* Short exercise
State the number of lines in these records that include the word "with", and add nothing to it.

Some records:

** begin **

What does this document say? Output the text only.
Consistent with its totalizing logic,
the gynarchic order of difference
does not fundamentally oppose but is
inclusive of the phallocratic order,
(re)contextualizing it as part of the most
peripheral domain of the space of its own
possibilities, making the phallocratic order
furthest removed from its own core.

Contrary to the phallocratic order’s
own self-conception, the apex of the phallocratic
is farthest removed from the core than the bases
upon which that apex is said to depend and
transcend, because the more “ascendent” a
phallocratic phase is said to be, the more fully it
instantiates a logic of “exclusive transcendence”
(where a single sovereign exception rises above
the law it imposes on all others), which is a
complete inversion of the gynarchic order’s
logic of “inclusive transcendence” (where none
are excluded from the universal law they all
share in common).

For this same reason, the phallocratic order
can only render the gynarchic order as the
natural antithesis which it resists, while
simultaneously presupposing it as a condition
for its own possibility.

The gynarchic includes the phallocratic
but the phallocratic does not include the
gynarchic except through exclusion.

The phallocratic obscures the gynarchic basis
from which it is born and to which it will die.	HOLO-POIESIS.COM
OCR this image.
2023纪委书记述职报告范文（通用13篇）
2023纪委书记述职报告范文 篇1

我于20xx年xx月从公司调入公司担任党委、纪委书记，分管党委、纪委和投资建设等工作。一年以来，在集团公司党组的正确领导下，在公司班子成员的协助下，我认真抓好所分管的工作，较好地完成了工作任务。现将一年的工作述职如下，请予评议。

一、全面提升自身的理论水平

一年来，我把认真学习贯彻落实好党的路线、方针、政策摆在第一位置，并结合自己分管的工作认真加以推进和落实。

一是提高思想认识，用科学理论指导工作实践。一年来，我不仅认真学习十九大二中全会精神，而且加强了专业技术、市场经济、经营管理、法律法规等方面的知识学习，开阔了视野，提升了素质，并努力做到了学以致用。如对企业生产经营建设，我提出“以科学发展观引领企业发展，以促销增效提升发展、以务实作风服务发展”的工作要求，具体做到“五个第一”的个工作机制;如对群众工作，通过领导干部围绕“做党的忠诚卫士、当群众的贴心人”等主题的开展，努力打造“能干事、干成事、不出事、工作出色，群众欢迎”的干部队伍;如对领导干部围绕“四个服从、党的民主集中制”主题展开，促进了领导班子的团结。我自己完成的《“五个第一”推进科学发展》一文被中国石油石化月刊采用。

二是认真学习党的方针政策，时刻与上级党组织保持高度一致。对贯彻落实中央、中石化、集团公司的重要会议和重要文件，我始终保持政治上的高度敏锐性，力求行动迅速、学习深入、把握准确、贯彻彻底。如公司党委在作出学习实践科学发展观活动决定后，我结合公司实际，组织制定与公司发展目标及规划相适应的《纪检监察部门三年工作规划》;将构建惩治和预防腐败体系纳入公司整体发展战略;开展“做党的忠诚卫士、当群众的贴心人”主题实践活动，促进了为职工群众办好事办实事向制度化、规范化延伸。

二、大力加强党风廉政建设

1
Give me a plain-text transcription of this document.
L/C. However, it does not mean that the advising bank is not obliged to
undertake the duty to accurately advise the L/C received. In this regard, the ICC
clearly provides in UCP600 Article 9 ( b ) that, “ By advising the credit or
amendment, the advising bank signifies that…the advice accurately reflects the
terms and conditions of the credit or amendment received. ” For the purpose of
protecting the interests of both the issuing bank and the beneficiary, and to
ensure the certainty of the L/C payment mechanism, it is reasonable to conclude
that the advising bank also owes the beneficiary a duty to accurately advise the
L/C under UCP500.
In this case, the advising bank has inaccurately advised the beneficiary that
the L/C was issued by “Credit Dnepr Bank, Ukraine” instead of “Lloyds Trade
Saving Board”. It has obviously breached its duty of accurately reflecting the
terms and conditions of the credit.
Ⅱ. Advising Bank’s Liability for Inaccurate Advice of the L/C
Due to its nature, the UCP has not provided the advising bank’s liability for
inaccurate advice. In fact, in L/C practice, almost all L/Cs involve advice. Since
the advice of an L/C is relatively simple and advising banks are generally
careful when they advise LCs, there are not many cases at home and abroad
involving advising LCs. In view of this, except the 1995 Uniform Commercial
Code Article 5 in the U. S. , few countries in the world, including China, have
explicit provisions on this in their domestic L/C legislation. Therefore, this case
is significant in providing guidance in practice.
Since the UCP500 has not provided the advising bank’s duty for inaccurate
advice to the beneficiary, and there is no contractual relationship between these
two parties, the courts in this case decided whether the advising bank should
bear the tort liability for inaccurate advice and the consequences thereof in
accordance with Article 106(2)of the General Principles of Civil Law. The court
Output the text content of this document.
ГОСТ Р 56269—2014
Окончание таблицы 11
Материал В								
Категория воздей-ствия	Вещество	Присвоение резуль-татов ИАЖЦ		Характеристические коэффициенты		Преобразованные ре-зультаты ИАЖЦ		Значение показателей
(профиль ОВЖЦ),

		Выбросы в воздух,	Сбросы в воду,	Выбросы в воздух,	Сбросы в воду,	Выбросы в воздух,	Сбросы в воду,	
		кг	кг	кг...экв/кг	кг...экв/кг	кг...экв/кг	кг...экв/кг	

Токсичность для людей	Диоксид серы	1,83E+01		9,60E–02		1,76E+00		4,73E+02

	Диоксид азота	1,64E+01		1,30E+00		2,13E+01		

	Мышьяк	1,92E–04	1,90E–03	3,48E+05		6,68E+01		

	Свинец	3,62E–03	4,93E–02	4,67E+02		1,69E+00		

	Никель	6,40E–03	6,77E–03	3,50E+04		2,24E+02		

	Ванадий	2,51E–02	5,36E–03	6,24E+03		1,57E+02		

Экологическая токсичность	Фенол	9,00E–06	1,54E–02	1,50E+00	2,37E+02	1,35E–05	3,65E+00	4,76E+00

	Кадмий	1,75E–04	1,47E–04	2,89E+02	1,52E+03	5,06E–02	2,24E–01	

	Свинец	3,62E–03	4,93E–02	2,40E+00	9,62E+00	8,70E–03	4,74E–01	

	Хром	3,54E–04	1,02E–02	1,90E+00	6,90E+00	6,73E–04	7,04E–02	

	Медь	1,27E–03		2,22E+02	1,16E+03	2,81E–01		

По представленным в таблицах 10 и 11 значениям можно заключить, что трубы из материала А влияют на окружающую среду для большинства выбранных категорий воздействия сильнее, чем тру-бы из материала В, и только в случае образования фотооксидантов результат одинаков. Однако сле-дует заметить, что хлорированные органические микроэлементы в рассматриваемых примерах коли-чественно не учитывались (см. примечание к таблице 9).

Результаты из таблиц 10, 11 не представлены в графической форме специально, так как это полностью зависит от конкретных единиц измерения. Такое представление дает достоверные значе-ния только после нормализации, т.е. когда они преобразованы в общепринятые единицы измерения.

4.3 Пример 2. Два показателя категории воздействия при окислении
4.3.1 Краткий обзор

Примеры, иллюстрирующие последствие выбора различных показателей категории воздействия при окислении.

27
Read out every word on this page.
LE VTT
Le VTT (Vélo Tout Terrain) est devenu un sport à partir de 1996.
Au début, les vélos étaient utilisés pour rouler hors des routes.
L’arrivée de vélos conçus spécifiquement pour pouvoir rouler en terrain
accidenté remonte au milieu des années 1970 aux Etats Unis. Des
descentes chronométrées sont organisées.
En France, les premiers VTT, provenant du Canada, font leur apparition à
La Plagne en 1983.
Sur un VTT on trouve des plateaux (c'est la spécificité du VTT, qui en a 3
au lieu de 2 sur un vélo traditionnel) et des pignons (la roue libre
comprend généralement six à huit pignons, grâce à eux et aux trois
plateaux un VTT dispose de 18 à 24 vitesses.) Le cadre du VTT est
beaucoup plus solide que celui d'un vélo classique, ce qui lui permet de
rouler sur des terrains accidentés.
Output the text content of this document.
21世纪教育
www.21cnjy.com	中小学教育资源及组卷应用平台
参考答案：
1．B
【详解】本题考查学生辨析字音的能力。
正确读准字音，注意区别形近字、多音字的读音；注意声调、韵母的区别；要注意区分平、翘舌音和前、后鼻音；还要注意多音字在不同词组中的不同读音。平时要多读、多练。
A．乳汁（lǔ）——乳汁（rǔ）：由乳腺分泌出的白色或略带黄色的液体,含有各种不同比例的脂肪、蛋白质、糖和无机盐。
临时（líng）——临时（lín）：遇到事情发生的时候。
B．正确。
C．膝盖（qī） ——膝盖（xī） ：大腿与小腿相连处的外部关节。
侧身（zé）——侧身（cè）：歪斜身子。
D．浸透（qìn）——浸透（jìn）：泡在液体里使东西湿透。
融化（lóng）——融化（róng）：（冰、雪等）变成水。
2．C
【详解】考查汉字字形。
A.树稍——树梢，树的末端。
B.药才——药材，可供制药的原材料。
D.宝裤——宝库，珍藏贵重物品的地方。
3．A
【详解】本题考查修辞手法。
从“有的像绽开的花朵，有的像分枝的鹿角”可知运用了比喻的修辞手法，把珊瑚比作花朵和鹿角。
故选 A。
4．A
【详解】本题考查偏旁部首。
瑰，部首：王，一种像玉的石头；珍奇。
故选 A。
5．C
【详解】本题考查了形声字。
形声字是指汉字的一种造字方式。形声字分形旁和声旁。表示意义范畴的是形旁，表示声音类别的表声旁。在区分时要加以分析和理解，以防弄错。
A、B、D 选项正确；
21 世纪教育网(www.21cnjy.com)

** end **

* Output of the task
2